→ What you should do: Retype the whole listing, please, keeping every line exact and dropping the pictures.

→ The data:
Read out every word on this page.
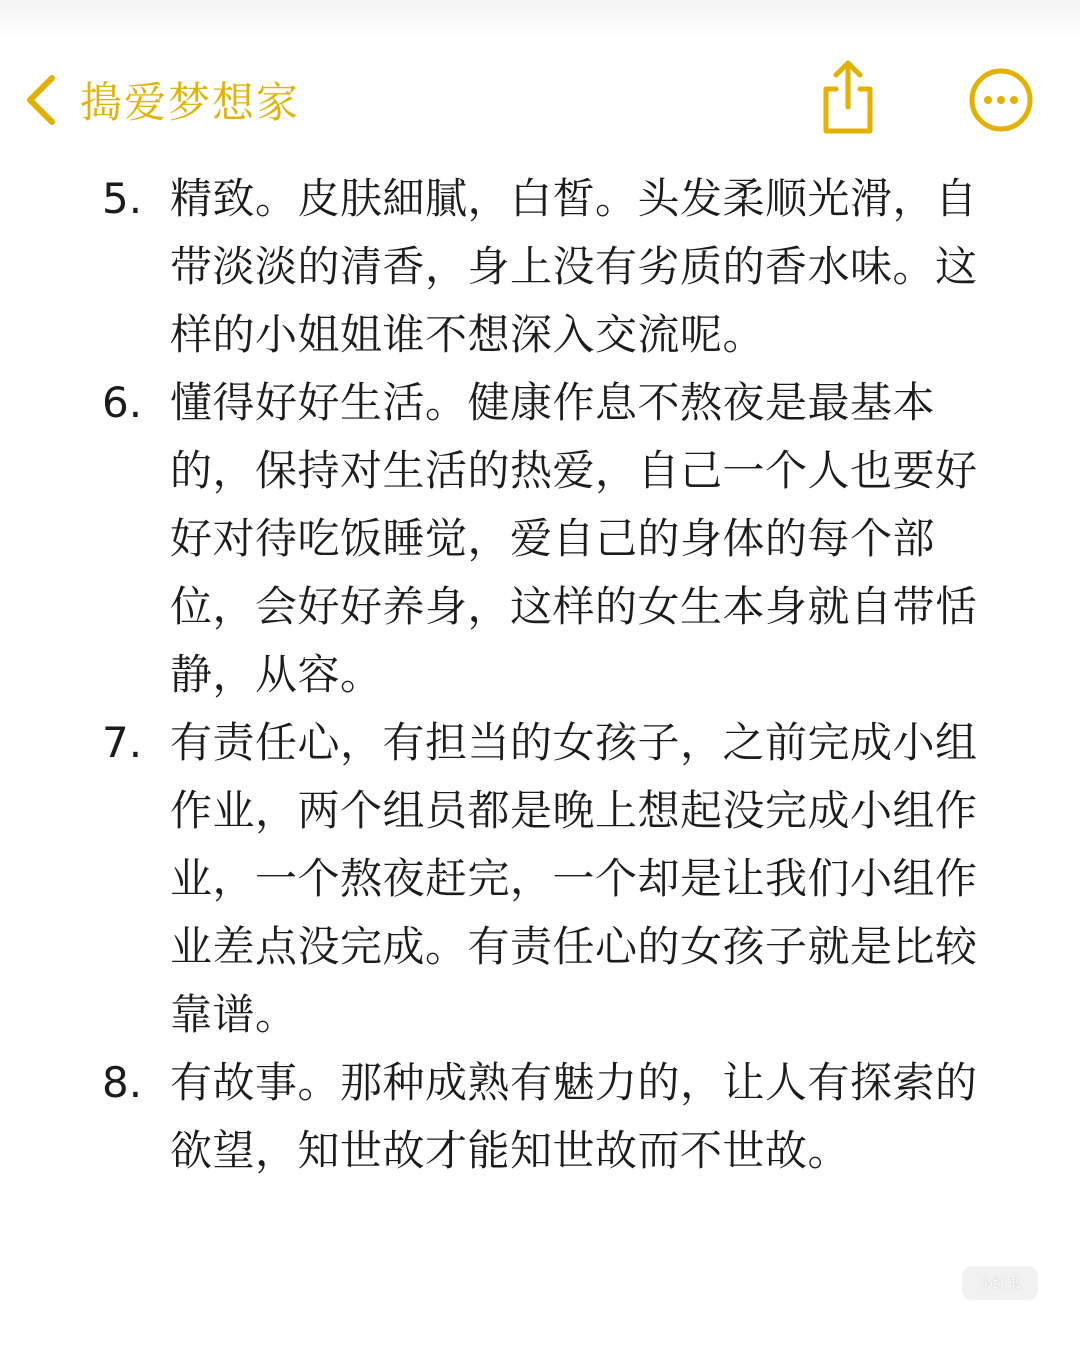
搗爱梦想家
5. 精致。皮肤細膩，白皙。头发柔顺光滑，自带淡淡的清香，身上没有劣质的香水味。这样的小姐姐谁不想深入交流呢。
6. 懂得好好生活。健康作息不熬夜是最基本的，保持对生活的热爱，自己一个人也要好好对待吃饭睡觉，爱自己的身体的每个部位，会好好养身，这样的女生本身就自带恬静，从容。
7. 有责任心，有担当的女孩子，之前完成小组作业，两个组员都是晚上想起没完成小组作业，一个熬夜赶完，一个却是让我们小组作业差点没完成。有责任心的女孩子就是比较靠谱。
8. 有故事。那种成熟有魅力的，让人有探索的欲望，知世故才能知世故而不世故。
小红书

→ Task response:
Read out every word on this page.
搗爱梦想家
5. 精致。皮肤細膩，白皙。头发柔顺光滑，自带淡淡的清香，身上没有劣质的香水味。这样的小姐姐谁不想深入交流呢。
6. 懂得好好生活。健康作息不熬夜是最基本的，保持对生活的热爱，自己一个人也要好好对待吃饭睡觉，爱自己的身体的每个部位，会好好养身，这样的女生本身就自带恬静，从容。
7. 有责任心，有担当的女孩子，之前完成小组作业，两个组员都是晚上想起没完成小组作业，一个熬夜赶完，一个却是让我们小组作业差点没完成。有责任心的女孩子就是比较靠谱。
8. 有故事。那种成熟有魅力的，让人有探索的欲望，知世故才能知世故而不世故。
小红书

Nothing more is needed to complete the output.